## [Task]
Keep only the lines where "Change" appears.

## [Material for this task]

•••••

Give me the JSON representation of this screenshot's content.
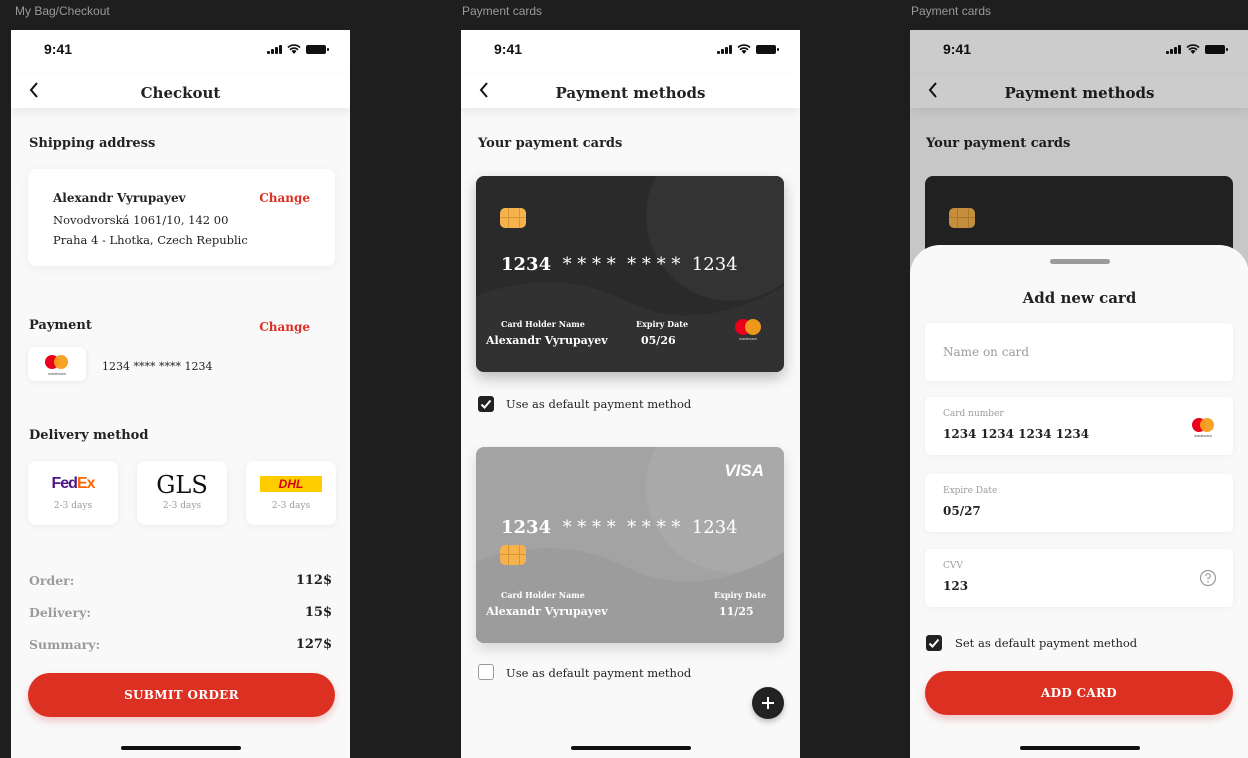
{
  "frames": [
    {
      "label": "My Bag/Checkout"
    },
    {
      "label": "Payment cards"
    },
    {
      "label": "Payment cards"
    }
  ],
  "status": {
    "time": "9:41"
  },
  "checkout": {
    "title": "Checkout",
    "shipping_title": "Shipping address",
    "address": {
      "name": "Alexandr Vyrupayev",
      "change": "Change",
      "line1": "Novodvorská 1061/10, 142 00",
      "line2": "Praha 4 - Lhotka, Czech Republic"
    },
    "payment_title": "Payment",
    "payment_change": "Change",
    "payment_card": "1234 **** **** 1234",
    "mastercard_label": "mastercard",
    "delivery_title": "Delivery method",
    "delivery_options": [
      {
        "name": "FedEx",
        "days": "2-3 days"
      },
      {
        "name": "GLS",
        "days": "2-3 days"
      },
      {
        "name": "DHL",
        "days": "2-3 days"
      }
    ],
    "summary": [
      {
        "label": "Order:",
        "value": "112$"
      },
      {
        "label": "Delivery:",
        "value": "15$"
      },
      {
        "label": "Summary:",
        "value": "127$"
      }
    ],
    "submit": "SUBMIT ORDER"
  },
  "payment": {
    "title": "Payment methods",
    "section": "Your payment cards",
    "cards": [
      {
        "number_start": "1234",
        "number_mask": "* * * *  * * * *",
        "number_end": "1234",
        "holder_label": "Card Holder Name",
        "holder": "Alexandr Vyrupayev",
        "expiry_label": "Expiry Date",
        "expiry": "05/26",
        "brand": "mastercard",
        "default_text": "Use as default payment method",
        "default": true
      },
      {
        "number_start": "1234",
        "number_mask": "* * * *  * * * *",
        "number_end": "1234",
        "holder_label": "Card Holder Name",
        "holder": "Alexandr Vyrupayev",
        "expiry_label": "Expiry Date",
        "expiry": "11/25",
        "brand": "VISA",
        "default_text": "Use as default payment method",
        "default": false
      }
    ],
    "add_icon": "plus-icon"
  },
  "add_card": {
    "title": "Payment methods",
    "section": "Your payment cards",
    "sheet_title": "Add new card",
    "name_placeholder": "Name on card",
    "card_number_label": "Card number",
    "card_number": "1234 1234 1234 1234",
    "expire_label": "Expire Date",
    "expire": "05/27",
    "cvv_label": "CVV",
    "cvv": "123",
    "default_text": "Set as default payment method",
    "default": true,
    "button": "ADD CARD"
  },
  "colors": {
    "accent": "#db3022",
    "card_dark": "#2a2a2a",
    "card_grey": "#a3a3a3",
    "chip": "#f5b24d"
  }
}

•••••

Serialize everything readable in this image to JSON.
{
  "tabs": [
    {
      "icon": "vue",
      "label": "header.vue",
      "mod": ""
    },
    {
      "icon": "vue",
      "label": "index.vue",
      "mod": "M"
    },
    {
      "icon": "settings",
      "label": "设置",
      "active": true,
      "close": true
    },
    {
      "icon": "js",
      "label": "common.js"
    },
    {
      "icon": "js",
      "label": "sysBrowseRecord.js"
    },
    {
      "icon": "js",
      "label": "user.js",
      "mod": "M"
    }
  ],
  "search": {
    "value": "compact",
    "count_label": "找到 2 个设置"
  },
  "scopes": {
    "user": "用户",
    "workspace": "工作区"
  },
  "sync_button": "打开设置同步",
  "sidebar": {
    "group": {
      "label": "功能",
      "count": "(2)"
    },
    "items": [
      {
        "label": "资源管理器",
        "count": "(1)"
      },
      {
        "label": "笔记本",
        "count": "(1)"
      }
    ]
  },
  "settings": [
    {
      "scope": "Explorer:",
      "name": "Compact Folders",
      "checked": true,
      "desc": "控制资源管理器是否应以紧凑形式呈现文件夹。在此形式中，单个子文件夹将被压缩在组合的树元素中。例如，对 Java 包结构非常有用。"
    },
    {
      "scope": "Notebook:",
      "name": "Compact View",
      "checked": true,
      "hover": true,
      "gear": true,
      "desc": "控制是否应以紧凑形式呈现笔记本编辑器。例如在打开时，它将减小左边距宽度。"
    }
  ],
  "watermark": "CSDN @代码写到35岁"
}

•••••

## [Response for this exercise]
      "change": "Change",
    "payment_change": "Change",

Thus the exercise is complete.